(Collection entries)
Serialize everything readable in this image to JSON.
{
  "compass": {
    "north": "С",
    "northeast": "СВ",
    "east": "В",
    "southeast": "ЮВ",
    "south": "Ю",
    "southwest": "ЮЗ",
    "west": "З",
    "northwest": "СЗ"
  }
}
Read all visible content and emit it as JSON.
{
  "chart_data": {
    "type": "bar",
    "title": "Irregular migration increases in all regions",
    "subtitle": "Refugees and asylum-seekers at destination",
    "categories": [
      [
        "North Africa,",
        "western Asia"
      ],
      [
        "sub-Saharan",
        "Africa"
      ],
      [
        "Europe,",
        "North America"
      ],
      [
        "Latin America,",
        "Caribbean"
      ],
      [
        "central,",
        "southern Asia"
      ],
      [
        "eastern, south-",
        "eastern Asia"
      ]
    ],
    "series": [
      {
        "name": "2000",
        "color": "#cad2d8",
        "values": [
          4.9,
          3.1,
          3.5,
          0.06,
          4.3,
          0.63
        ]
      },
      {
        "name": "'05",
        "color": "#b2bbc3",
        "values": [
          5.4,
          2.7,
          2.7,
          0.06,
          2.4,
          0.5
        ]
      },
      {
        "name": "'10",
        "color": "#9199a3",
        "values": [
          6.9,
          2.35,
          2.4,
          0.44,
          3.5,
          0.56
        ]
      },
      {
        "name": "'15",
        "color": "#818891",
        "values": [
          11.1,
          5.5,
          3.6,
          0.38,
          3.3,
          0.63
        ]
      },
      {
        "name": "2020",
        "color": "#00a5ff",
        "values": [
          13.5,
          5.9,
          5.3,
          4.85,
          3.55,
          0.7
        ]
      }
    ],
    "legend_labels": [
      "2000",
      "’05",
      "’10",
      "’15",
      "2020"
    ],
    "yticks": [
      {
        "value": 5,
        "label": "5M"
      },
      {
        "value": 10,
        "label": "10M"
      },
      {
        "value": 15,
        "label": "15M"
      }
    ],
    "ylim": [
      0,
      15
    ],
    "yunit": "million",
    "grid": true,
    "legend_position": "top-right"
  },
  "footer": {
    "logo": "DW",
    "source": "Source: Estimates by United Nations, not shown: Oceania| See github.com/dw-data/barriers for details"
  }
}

§ GIVEN INSTRUCTION: Show all lines from the records above where the word "name" occurs.

§ THE SOLUTION:
        "name": "2000",
        "name": "'05",
        "name": "'10",
        "name": "'15",
        "name": "2020",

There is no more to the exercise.